• _OBJETIVO INDICADO A_
Resume en dos oraciones el fragmento sobre el reparto de los recursos.

Vivimos en un mundo rico
en recursos, pero aun así caracterizado por grandes desequilibrios
sociales, por lo que el problema no es si hay o no suficientes
recursos para todos, que de haberlos haylos (como diríamos en
español antiguo), sino en la distribución de dichos recursos. Ante
esta situación, la mayoría de las personas se preguntan el por qué
los gobiernos, como representantes de la soberanía popular, no hacen
nada al respecto. La repuesta es doble, por un lado porque no pueden
hacer nada, ya que los gobiernos están supeditados a un poder
superior y de ámbito global que es el Mercado cuya ley es el dinero;
y por otro lado, y derivado del primero, porque los señores
diputados de las cortes generales de sus respectivos estados, en su
inutilidad de poder generar ningún cambio sustancial al respecto, la
única función verdadera a la que están entregados -porque en ella
les va los privilegios del status quo- es la de mantener las
estructuras de poder de la clase política dentro de la sociedad,
mediante la técnica del despiste haciendo ver que hacen sin hacer
nada, es decir, mareando la perdiz y a cuerpo de rey a costa del
dinero del resto de los conciudadanos.

• _OBJETIVO INDICADO B_
Transcribe sin ningún cambio las filas desde la primera hasta la línea que contiene "data-point bbox=[242, 61, 253, 72]", ambas incluidas.

• _FILAS POR PROCESAR_
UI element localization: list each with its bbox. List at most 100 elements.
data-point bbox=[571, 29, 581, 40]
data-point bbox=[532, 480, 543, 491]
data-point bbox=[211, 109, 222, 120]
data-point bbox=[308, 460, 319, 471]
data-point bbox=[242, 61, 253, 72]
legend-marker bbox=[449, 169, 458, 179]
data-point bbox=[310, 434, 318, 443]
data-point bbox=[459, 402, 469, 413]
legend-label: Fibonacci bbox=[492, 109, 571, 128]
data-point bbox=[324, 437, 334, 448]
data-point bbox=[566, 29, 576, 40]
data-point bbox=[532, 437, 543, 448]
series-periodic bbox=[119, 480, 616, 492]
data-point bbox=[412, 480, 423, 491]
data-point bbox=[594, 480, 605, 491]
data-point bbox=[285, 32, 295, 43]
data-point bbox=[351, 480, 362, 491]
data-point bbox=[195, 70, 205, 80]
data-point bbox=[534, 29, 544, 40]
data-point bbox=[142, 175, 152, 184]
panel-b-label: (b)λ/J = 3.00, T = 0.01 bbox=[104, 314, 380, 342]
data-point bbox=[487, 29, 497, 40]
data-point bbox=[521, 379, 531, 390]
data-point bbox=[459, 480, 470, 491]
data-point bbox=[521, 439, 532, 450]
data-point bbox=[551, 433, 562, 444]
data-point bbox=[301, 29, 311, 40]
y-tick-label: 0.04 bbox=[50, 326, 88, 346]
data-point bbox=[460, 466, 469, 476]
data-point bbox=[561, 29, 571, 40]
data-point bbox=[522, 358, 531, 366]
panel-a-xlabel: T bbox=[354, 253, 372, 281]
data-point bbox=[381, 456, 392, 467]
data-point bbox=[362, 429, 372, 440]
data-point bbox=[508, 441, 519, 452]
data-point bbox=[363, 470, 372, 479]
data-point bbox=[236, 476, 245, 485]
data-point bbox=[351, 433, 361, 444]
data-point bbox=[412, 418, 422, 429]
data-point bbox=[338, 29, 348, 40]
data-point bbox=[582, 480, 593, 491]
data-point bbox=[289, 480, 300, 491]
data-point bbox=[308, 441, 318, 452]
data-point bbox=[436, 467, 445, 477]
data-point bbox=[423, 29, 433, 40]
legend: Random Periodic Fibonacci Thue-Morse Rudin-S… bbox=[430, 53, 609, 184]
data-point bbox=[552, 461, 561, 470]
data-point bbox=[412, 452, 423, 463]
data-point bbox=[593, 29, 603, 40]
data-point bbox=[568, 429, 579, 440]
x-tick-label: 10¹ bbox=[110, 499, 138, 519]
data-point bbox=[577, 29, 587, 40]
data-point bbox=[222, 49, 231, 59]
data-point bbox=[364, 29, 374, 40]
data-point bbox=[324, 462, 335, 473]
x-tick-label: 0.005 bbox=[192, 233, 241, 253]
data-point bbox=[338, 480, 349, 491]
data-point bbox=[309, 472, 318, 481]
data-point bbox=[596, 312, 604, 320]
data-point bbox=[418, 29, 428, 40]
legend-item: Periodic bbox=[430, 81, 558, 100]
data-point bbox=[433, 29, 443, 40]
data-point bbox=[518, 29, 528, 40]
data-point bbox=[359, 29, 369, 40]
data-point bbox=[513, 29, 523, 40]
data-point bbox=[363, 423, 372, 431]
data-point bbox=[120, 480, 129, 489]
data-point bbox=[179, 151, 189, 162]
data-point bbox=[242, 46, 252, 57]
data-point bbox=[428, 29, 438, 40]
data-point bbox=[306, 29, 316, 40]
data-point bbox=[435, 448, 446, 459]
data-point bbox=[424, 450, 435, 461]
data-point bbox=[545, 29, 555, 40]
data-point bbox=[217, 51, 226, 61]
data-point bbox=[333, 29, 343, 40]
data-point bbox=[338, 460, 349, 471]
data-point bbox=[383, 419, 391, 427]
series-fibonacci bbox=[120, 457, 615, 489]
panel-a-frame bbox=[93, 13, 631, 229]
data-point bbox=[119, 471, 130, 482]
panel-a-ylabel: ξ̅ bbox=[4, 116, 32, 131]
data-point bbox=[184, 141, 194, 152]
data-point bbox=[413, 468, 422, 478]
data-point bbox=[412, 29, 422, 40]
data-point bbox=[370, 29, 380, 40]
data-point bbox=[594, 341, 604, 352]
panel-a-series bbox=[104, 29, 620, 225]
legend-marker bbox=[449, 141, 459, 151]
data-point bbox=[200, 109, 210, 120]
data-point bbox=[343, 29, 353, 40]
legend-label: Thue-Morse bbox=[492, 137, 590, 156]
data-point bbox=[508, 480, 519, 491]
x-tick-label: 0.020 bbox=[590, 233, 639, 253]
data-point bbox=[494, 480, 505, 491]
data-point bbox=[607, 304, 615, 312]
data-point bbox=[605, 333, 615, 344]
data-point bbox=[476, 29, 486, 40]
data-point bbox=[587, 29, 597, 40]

• _SOLUCIÓN A_
El mundo es rico en recursos pero presenta grandes desequilibrios sociales, de modo que el problema no es si hay suficientes recursos para todos, sino cómo se distribuyen. Según el fragmento, los gobiernos no hacen nada porque están supeditados al Mercado, cuya ley es el dinero, y los diputados se dedican a mantener las estructuras de poder de la clase política aparentando que actúan, a costa del dinero del resto de los ciudadanos.

• _SOLUCIÓN B_
UI element localization: list each with its bbox. List at most 100 elements.
data-point bbox=[571, 29, 581, 40]
data-point bbox=[532, 480, 543, 491]
data-point bbox=[211, 109, 222, 120]
data-point bbox=[308, 460, 319, 471]
data-point bbox=[242, 61, 253, 72]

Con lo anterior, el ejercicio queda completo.